> [Text extract]
•••••
A recent U-Report Viet Nam’s poll showed that 90 per cent of over 2,600 Vietnamese young respondents confirmed air pollution had been affecting their lives to a certain or large extent. Around 54 per cent reported frequently experiencing breathing difficulties and other health issues due to air pollution. And 21 per cent admitted air pollution had caused them to do less outdoors activities and exercise.

“Most parents are conscious of the children’s health and air pollution issues that the school is facing,” said school head teacher Tung of Trang Nguyen preschool. “They raised their concern but have the understanding that the school alone might not be able to alter the course.”

Fence off harms with community strengths

“The knowledge related to risks associated with air pollution and how to protect school children from air pollution impacts have not yet included in our educational content. This is an emerging area that requires our attention and action,” said she.

“UNICEF’s trainings are essential for us both managers and teachers.” said Tung. “When everybody is brought on board – education policy makers, school managers, teachers, parents and children themselves – we build a community of knowledge and protection.”
•••••
> [Records supplied]
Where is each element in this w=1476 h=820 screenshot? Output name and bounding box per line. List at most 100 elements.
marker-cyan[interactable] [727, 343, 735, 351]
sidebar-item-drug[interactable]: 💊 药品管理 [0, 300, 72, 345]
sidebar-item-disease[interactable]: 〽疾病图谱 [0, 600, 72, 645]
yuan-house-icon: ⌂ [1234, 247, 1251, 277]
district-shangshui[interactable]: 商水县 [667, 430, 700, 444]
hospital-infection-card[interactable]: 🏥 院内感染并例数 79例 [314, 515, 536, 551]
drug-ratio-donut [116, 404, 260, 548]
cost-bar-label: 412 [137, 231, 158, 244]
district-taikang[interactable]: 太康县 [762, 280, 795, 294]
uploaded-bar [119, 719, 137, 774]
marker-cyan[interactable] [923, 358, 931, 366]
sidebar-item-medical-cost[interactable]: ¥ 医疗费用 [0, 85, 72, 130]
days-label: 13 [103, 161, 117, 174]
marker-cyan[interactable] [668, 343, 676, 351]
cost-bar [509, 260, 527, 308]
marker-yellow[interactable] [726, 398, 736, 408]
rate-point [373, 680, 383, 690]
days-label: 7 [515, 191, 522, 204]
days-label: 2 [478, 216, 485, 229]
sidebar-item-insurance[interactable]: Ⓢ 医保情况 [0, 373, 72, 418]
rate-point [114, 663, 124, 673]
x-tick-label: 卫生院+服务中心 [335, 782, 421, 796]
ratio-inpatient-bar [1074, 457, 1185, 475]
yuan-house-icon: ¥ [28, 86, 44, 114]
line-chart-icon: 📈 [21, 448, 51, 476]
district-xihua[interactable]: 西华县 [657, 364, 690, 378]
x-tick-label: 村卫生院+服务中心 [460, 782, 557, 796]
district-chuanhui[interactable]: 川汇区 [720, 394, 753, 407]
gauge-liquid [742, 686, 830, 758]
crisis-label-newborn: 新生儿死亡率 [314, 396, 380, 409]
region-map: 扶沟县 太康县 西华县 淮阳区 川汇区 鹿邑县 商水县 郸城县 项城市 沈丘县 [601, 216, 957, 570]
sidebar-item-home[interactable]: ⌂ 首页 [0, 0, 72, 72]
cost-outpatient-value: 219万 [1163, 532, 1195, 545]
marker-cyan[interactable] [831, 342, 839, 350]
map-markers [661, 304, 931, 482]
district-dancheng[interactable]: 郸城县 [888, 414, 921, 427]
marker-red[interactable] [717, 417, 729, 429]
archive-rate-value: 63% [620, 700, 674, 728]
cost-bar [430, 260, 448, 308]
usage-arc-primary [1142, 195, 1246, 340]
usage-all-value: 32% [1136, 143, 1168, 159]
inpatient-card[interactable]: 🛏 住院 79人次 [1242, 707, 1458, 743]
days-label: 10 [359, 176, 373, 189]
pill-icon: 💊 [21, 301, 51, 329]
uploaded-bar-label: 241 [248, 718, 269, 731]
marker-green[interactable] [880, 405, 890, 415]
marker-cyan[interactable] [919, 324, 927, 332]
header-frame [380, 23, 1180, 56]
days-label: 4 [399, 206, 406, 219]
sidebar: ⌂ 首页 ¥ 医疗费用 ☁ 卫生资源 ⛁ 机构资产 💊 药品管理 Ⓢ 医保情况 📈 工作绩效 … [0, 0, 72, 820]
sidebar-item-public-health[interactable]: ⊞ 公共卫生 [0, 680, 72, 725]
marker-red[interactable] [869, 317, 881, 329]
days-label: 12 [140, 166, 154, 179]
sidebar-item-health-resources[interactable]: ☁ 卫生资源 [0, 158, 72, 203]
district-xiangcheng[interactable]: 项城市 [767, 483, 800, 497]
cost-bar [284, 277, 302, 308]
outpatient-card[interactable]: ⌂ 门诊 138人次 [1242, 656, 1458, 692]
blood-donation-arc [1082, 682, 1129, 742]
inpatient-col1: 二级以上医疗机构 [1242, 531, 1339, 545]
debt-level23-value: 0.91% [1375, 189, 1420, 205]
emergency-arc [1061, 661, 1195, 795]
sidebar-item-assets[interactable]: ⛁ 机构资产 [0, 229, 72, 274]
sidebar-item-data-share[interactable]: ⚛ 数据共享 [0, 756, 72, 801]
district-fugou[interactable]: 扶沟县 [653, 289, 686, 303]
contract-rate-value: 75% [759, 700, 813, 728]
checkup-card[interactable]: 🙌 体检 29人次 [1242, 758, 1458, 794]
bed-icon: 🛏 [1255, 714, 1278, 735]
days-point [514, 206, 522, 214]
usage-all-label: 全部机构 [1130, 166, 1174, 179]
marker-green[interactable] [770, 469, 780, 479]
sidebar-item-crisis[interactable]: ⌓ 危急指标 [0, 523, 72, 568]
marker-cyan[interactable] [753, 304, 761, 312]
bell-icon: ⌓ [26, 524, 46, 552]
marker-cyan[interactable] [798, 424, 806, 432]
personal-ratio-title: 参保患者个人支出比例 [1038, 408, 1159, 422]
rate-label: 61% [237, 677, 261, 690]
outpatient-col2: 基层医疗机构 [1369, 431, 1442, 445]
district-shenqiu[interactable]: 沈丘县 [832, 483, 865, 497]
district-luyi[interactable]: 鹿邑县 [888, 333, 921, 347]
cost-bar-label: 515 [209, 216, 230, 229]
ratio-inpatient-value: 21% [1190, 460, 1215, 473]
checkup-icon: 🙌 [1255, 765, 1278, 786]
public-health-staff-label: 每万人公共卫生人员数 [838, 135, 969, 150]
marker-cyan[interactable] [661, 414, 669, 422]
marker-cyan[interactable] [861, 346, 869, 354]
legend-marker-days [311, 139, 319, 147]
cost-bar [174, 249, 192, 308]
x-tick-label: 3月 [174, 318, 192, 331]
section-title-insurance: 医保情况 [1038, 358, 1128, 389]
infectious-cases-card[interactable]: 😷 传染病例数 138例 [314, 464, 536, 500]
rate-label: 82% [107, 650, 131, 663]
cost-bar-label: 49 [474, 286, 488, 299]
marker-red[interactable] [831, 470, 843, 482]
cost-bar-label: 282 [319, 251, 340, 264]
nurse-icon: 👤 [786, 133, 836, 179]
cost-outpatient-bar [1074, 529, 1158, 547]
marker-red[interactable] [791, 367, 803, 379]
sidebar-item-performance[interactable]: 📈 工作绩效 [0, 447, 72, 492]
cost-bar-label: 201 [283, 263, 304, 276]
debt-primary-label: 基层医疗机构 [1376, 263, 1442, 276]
•••••
> [Required work]
**A)** Reproduce verbatim the stretch of the text on air pollution in Viet Nam from "A recent U-Report" through "activities and exercise.".
**B)** Carry on the text on air pollution in Viet Nam, beginning immediately after its final sentence.

> [Solved tasks]
**A)**
A recent U-Report Viet Nam’s poll showed that 90 per cent of over 2,600 Vietnamese young respondents confirmed air pollution had been affecting their lives to a certain or large extent. Around 54 per cent reported frequently experiencing breathing difficulties and other health issues due to air pollution. And 21 per cent admitted air pollution had caused them to do less outdoors activities and exercise.

**B)**
“It’s important that parents are also taking part in prevention and protection. Simple daily actions such as refraining from burning rubbish at home or wearing masks for children at critical times when air quality is bad would definitely help.”

“Parents listen to their children’s learning from school and that’s a good way to educate.” “The children themselves will be the changing agents for the future.” “Kids often place their sincere trust on what teachers tell them.”

“For the educational sector, a cross system rights-based approach is indispensable in the context of Viet Nam’s overall strategy in addressing air quality. Investment in development of educational framework, supplies of air purifiers to preschools as well as capacity building for school managers and teachers nudge the system timely and necessarily,” said Le Anh Lan, UNICEF Viet Nam Education Specialist.

“With this partnership, UNICEF strives to be among the first to advocate for better air quality for children in the country.”

“And this is just the beginning.”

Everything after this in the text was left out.